[Begin Information supplied]

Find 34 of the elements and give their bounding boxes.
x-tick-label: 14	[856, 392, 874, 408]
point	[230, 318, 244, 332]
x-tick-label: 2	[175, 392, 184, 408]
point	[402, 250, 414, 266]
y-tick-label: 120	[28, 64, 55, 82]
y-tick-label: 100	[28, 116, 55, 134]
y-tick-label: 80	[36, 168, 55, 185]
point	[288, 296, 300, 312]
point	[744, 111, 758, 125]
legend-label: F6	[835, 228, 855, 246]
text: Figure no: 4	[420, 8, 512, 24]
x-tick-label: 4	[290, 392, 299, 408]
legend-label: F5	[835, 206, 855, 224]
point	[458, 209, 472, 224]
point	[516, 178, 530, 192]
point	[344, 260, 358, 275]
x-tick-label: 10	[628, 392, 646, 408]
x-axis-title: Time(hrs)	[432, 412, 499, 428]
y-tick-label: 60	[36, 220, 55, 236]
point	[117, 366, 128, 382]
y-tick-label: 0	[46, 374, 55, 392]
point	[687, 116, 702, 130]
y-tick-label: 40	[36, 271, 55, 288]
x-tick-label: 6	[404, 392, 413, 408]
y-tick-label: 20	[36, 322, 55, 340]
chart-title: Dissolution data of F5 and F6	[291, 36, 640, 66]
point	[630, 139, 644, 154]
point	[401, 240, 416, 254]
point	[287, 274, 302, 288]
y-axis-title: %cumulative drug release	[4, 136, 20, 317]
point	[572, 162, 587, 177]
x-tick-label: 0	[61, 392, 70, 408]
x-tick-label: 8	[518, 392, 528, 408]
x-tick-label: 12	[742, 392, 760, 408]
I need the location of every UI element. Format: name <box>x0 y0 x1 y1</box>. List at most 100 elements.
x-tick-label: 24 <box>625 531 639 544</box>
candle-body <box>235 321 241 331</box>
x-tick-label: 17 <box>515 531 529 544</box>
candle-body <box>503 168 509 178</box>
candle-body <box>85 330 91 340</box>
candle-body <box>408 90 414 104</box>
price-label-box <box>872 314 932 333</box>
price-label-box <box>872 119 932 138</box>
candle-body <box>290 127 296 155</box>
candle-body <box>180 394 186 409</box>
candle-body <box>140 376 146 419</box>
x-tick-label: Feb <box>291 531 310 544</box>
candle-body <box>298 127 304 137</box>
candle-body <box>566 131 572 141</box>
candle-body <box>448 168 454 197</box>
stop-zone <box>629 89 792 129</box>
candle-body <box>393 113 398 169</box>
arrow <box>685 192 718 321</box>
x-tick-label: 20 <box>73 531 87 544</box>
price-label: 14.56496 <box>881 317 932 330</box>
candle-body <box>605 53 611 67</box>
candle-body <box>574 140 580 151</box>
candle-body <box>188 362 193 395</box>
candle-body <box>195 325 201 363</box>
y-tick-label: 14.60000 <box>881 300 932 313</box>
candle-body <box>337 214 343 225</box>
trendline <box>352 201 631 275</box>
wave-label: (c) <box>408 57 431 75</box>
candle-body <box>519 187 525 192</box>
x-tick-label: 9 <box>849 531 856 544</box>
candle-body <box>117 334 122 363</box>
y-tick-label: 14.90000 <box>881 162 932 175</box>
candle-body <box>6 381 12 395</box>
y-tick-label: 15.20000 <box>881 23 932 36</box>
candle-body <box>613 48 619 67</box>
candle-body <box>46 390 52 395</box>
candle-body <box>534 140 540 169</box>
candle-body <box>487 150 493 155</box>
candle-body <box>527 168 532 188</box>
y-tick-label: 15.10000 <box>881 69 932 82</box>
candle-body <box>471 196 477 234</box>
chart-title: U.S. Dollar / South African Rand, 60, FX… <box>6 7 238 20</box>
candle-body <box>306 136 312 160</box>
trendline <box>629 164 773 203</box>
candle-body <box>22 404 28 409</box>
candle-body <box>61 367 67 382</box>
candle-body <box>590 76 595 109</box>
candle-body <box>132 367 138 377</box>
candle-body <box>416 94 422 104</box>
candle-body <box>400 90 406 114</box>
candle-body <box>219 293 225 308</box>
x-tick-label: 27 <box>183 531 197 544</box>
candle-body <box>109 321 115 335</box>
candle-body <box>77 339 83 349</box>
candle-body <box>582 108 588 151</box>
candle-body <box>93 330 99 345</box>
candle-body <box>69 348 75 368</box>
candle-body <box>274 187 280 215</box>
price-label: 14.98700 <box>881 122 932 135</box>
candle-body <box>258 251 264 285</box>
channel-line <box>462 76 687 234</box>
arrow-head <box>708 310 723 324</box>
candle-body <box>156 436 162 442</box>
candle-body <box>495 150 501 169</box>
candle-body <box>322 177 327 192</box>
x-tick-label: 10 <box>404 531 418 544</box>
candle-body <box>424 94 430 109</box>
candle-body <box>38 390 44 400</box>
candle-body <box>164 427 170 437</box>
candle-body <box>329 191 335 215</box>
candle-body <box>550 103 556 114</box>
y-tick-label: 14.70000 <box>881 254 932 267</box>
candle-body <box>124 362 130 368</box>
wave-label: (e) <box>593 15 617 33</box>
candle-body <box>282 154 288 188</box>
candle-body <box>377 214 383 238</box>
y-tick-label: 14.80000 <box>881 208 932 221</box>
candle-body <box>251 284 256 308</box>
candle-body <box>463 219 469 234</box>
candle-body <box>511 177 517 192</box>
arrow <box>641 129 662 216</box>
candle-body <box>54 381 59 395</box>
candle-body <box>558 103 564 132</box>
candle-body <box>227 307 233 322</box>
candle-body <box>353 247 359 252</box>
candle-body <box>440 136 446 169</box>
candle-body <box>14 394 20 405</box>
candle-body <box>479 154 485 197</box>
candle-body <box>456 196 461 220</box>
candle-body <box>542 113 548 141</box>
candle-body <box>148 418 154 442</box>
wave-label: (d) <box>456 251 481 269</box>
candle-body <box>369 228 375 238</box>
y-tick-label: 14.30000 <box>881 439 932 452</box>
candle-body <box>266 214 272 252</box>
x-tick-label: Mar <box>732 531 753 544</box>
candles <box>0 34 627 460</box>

[End Information supplied]

Copy the lines exactly, from the first one down to the line containing "322, 55, 340]", including both.

Find 34 of the elements and give their bounding boxes.
x-tick-label: 14	[856, 392, 874, 408]
point	[230, 318, 244, 332]
x-tick-label: 2	[175, 392, 184, 408]
point	[402, 250, 414, 266]
y-tick-label: 120	[28, 64, 55, 82]
y-tick-label: 100	[28, 116, 55, 134]
y-tick-label: 80	[36, 168, 55, 185]
point	[288, 296, 300, 312]
point	[744, 111, 758, 125]
legend-label: F6	[835, 228, 855, 246]
text: Figure no: 4	[420, 8, 512, 24]
x-tick-label: 4	[290, 392, 299, 408]
legend-label: F5	[835, 206, 855, 224]
point	[458, 209, 472, 224]
point	[516, 178, 530, 192]
point	[344, 260, 358, 275]
x-tick-label: 10	[628, 392, 646, 408]
x-axis-title: Time(hrs)	[432, 412, 499, 428]
y-tick-label: 60	[36, 220, 55, 236]
point	[117, 366, 128, 382]
y-tick-label: 0	[46, 374, 55, 392]
point	[687, 116, 702, 130]
y-tick-label: 40	[36, 271, 55, 288]
x-tick-label: 6	[404, 392, 413, 408]
y-tick-label: 20	[36, 322, 55, 340]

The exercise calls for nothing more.